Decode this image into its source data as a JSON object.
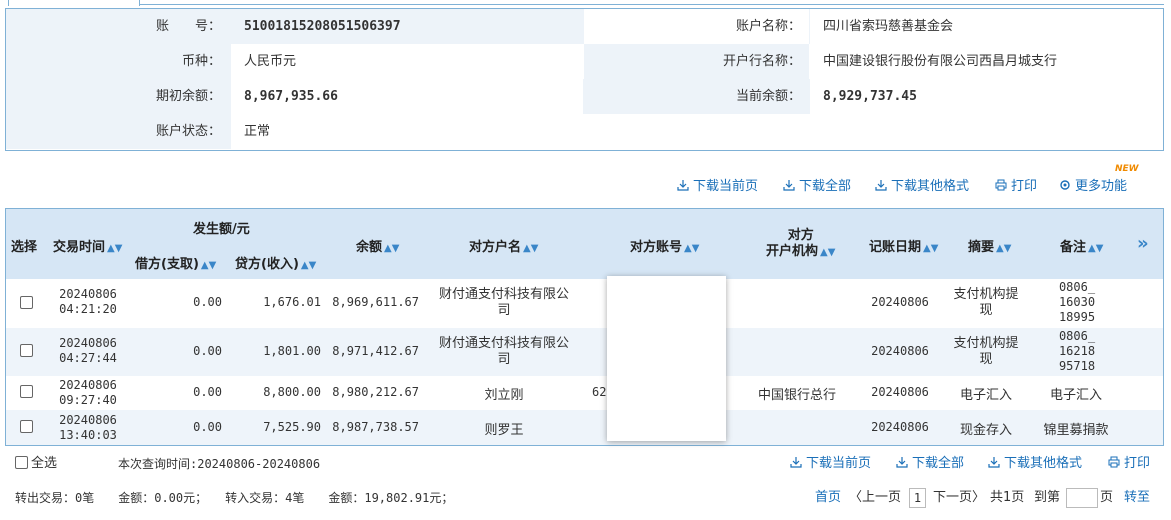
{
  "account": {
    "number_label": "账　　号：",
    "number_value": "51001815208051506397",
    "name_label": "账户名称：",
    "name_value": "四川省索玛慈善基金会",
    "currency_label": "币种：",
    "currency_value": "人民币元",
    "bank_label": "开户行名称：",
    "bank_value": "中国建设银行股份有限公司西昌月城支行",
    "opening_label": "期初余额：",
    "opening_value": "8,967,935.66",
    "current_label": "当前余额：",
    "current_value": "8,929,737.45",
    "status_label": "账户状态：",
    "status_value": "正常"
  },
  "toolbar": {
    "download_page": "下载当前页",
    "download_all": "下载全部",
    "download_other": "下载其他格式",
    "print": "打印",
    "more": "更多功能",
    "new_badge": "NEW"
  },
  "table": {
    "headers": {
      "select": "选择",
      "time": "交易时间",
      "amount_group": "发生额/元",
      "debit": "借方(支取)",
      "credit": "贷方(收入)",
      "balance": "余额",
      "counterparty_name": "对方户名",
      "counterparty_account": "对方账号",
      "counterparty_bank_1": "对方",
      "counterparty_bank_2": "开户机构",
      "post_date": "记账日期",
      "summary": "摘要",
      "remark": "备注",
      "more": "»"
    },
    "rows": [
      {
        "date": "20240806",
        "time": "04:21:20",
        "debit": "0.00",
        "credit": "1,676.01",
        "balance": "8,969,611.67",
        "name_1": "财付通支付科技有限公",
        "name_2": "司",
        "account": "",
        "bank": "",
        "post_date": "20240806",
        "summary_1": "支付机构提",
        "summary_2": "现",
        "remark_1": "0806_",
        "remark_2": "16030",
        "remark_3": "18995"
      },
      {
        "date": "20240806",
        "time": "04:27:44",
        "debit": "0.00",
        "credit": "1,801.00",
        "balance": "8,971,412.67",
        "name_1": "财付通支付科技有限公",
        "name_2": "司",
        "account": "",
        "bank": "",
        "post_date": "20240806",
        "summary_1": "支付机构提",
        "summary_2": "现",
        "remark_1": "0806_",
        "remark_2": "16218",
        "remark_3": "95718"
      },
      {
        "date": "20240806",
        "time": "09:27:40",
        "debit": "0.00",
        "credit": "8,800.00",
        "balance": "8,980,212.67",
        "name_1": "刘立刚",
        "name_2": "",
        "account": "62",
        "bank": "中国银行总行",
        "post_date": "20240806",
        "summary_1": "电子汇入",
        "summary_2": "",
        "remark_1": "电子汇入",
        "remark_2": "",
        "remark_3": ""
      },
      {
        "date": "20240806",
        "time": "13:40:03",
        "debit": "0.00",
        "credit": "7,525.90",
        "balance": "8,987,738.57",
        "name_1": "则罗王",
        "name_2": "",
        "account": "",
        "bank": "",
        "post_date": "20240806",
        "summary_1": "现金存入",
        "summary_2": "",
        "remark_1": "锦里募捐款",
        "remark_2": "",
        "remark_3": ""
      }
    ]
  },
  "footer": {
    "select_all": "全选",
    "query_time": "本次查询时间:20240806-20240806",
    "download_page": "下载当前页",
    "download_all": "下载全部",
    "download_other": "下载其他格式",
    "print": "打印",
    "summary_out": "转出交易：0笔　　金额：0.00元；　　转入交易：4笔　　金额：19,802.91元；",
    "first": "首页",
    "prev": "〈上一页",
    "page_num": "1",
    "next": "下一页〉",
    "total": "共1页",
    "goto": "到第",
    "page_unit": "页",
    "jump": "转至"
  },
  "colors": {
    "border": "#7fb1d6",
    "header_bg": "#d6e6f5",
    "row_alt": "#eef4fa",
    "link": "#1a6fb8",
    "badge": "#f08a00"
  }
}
....
● **Stated exercise**:
Make an exact copy of every entry above, minus the images.

● **Task output**:
Decode this image into its source data as a JSON object.
{
  "account": {
    "number_label": "账　　号：",
    "number_value": "51001815208051506397",
    "name_label": "账户名称：",
    "name_value": "四川省索玛慈善基金会",
    "currency_label": "币种：",
    "currency_value": "人民币元",
    "bank_label": "开户行名称：",
    "bank_value": "中国建设银行股份有限公司西昌月城支行",
    "opening_label": "期初余额：",
    "opening_value": "8,967,935.66",
    "current_label": "当前余额：",
    "current_value": "8,929,737.45",
    "status_label": "账户状态：",
    "status_value": "正常"
  },
  "toolbar": {
    "download_page": "下载当前页",
    "download_all": "下载全部",
    "download_other": "下载其他格式",
    "print": "打印",
    "more": "更多功能",
    "new_badge": "NEW"
  },
  "table": {
    "headers": {
      "select": "选择",
      "time": "交易时间",
      "amount_group": "发生额/元",
      "debit": "借方(支取)",
      "credit": "贷方(收入)",
      "balance": "余额",
      "counterparty_name": "对方户名",
      "counterparty_account": "对方账号",
      "counterparty_bank_1": "对方",
      "counterparty_bank_2": "开户机构",
      "post_date": "记账日期",
      "summary": "摘要",
      "remark": "备注",
      "more": "»"
    },
    "rows": [
      {
        "date": "20240806",
        "time": "04:21:20",
        "debit": "0.00",
        "credit": "1,676.01",
        "balance": "8,969,611.67",
        "name_1": "财付通支付科技有限公",
        "name_2": "司",
        "account": "",
        "bank": "",
        "post_date": "20240806",
        "summary_1": "支付机构提",
        "summary_2": "现",
        "remark_1": "0806_",
        "remark_2": "16030",
        "remark_3": "18995"
      },
      {
        "date": "20240806",
        "time": "04:27:44",
        "debit": "0.00",
        "credit": "1,801.00",
        "balance": "8,971,412.67",
        "name_1": "财付通支付科技有限公",
        "name_2": "司",
        "account": "",
        "bank": "",
        "post_date": "20240806",
        "summary_1": "支付机构提",
        "summary_2": "现",
        "remark_1": "0806_",
        "remark_2": "16218",
        "remark_3": "95718"
      },
      {
        "date": "20240806",
        "time": "09:27:40",
        "debit": "0.00",
        "credit": "8,800.00",
        "balance": "8,980,212.67",
        "name_1": "刘立刚",
        "name_2": "",
        "account": "62",
        "bank": "中国银行总行",
        "post_date": "20240806",
        "summary_1": "电子汇入",
        "summary_2": "",
        "remark_1": "电子汇入",
        "remark_2": "",
        "remark_3": ""
      },
      {
        "date": "20240806",
        "time": "13:40:03",
        "debit": "0.00",
        "credit": "7,525.90",
        "balance": "8,987,738.57",
        "name_1": "则罗王",
        "name_2": "",
        "account": "",
        "bank": "",
        "post_date": "20240806",
        "summary_1": "现金存入",
        "summary_2": "",
        "remark_1": "锦里募捐款",
        "remark_2": "",
        "remark_3": ""
      }
    ]
  },
  "footer": {
    "select_all": "全选",
    "query_time": "本次查询时间:20240806-20240806",
    "download_page": "下载当前页",
    "download_all": "下载全部",
    "download_other": "下载其他格式",
    "print": "打印",
    "summary_out": "转出交易：0笔　　金额：0.00元；　　转入交易：4笔　　金额：19,802.91元；",
    "first": "首页",
    "prev": "〈上一页",
    "page_num": "1",
    "next": "下一页〉",
    "total": "共1页",
    "goto": "到第",
    "page_unit": "页",
    "jump": "转至"
  },
  "colors": {
    "border": "#7fb1d6",
    "header_bg": "#d6e6f5",
    "row_alt": "#eef4fa",
    "link": "#1a6fb8",
    "badge": "#f08a00"
  }
}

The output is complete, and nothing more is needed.